%%
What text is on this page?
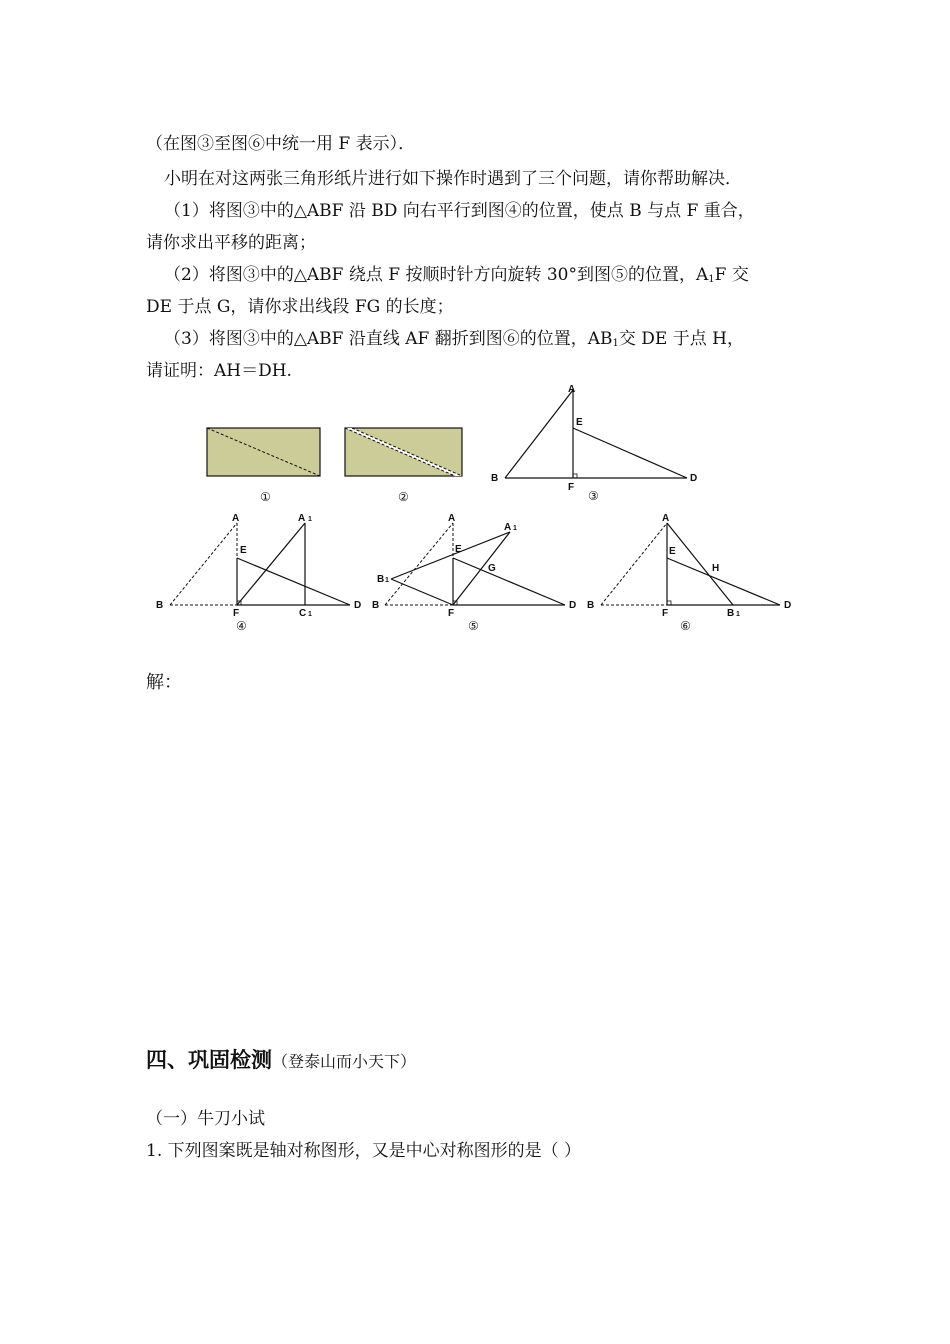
（在图③至图⑥中统一用 F 表示）．
小明在对这两张三角形纸片进行如下操作时遇到了三个问题，请你帮助解决．
（1）将图③中的△ABF 沿 BD 向右平行到图④的位置，使点 B 与点 F 重合，
请你求出平移的距离；
（2）将图③中的△ABF 绕点 F 按顺时针方向旋转 30°到图⑤的位置，$A_1F$ 交
DE 于点 G，请你求出线段 FG 的长度；
（3）将图③中的△ABF 沿直线 AF 翻折到图⑥的位置，$AB_1$交 DE 于点 H，
请证明：AH＝DH.
①	②
A
E
B
F
D
③
A	A 1
E
B
F	C 1
D
④
A
A 1
E
G
B 1
B
F
D
⑤
A
E
H
B
F	B 1
D
⑥
解：
四、巩固检测（登泰山而小天下）
（一）牛刀小试
1. 下列图案既是轴对称图形，又是中心对称图形的是（ ）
%%
▶ _GIVEN TASK_: Transcribe the records above exactly, leaving out every picture.

▶ _SOLUTION TO THIS PROBLEM_:
What text is on this page?
（在图③至图⑥中统一用 F 表示）．
小明在对这两张三角形纸片进行如下操作时遇到了三个问题，请你帮助解决．
（1）将图③中的△ABF 沿 BD 向右平行到图④的位置，使点 B 与点 F 重合，
请你求出平移的距离；
（2）将图③中的△ABF 绕点 F 按顺时针方向旋转 30°到图⑤的位置，$A_1F$ 交
DE 于点 G，请你求出线段 FG 的长度；
（3）将图③中的△ABF 沿直线 AF 翻折到图⑥的位置，$AB_1$交 DE 于点 H，
请证明：AH＝DH.
①	②
A
E
B
F
D
③
A	A 1
E
B
F	C 1
D
④
A
A 1
E
G
B 1
B
F
D
⑤
A
E
H
B
F	B 1
D
⑥
解：
四、巩固检测（登泰山而小天下）
（一）牛刀小试
1. 下列图案既是轴对称图形，又是中心对称图形的是（ ）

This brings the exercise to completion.